(Collected data)
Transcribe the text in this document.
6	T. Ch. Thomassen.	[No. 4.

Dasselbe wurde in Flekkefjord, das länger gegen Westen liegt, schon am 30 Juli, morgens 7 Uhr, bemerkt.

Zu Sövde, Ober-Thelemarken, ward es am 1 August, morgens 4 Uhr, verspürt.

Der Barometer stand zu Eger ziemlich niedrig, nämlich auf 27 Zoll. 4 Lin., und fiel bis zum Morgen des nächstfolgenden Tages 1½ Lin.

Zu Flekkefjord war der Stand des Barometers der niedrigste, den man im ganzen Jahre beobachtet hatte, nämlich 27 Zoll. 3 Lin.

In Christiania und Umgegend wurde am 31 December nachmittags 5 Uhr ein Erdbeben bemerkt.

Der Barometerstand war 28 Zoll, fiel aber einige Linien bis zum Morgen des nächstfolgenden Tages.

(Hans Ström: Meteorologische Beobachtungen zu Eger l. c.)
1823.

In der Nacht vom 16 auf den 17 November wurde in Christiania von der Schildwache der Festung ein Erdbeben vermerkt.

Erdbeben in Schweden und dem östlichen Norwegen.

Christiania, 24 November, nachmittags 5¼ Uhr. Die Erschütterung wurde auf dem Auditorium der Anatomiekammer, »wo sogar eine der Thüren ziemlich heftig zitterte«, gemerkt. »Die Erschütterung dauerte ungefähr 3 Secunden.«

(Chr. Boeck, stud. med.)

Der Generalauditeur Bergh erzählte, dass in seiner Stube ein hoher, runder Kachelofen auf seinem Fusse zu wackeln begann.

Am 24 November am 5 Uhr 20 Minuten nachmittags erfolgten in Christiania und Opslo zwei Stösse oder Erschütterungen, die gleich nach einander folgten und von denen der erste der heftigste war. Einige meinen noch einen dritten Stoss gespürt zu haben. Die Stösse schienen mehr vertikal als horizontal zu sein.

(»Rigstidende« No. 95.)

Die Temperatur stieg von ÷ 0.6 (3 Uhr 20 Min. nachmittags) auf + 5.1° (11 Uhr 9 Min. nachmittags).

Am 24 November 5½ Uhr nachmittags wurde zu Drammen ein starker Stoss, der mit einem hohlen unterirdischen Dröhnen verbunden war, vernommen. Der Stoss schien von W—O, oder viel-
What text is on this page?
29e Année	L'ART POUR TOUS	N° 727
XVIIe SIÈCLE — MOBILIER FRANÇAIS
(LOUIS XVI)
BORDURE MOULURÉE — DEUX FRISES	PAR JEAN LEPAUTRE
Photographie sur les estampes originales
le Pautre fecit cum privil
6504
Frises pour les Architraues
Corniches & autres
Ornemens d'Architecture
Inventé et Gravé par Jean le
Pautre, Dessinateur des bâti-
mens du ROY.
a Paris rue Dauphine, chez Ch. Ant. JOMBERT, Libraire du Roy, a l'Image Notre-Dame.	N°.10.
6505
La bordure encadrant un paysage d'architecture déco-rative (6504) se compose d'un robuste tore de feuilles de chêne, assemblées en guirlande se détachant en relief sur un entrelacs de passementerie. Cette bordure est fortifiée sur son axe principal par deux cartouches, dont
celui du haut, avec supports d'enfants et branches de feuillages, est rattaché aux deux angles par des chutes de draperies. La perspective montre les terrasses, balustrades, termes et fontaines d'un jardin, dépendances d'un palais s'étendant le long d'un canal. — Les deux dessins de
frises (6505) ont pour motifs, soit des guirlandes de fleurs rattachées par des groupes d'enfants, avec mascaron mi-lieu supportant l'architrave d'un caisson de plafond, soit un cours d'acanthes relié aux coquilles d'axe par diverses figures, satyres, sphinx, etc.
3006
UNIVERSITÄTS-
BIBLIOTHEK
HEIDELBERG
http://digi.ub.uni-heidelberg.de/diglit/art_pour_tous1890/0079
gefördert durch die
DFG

SET TASK.
Out of the material above, gather each line where "ziemlich" appears.

ANSWER FOR THIS EXERCISE.
Der Barometer stand zu Eger ziemlich niedrig, nämlich auf 27 Zoll. 4 Lin., und fiel bis zum Morgen des nächstfolgenden Tages 1½ Lin.
Christiania, 24 November, nachmittags 5¼ Uhr. Die Erschütterung wurde auf dem Auditorium der Anatomiekammer, »wo sogar eine der Thüren ziemlich heftig zitterte«, gemerkt. »Die Erschütterung dauerte ungefähr 3 Secunden.«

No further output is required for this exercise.